## [Written instruction]
Each record below must be returned exactly as shown.

(Figure data in JSON)
____________

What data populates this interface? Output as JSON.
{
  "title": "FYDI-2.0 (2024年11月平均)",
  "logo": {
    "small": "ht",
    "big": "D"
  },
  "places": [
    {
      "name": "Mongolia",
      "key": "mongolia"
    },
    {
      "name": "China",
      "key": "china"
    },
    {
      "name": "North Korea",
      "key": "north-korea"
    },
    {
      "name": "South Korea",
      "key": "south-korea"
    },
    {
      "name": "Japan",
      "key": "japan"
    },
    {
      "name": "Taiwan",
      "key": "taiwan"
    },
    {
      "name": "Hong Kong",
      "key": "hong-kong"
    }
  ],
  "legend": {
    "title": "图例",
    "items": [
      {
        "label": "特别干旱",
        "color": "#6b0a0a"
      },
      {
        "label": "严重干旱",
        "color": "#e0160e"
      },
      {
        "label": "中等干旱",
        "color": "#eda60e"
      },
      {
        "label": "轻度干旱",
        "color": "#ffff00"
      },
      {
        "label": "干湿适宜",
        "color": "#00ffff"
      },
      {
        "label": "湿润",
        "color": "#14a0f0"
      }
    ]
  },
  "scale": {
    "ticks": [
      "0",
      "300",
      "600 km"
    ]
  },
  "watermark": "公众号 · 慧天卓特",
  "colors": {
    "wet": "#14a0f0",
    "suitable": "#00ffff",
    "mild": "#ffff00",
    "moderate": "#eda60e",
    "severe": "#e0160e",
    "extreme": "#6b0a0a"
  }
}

____________

## [Output below]
What data populates this interface? Output as JSON.
{
  "title": "FYDI-2.0 (2024年11月平均)",
  "logo": {
    "small": "ht",
    "big": "D"
  },
  "places": [
    {
      "name": "Mongolia",
      "key": "mongolia"
    },
    {
      "name": "China",
      "key": "china"
    },
    {
      "name": "North Korea",
      "key": "north-korea"
    },
    {
      "name": "South Korea",
      "key": "south-korea"
    },
    {
      "name": "Japan",
      "key": "japan"
    },
    {
      "name": "Taiwan",
      "key": "taiwan"
    },
    {
      "name": "Hong Kong",
      "key": "hong-kong"
    }
  ],
  "legend": {
    "title": "图例",
    "items": [
      {
        "label": "特别干旱",
        "color": "#6b0a0a"
      },
      {
        "label": "严重干旱",
        "color": "#e0160e"
      },
      {
        "label": "中等干旱",
        "color": "#eda60e"
      },
      {
        "label": "轻度干旱",
        "color": "#ffff00"
      },
      {
        "label": "干湿适宜",
        "color": "#00ffff"
      },
      {
        "label": "湿润",
        "color": "#14a0f0"
      }
    ]
  },
  "scale": {
    "ticks": [
      "0",
      "300",
      "600 km"
    ]
  },
  "watermark": "公众号 · 慧天卓特",
  "colors": {
    "wet": "#14a0f0",
    "suitable": "#00ffff",
    "mild": "#ffff00",
    "moderate": "#eda60e",
    "severe": "#e0160e",
    "extreme": "#6b0a0a"
  }
}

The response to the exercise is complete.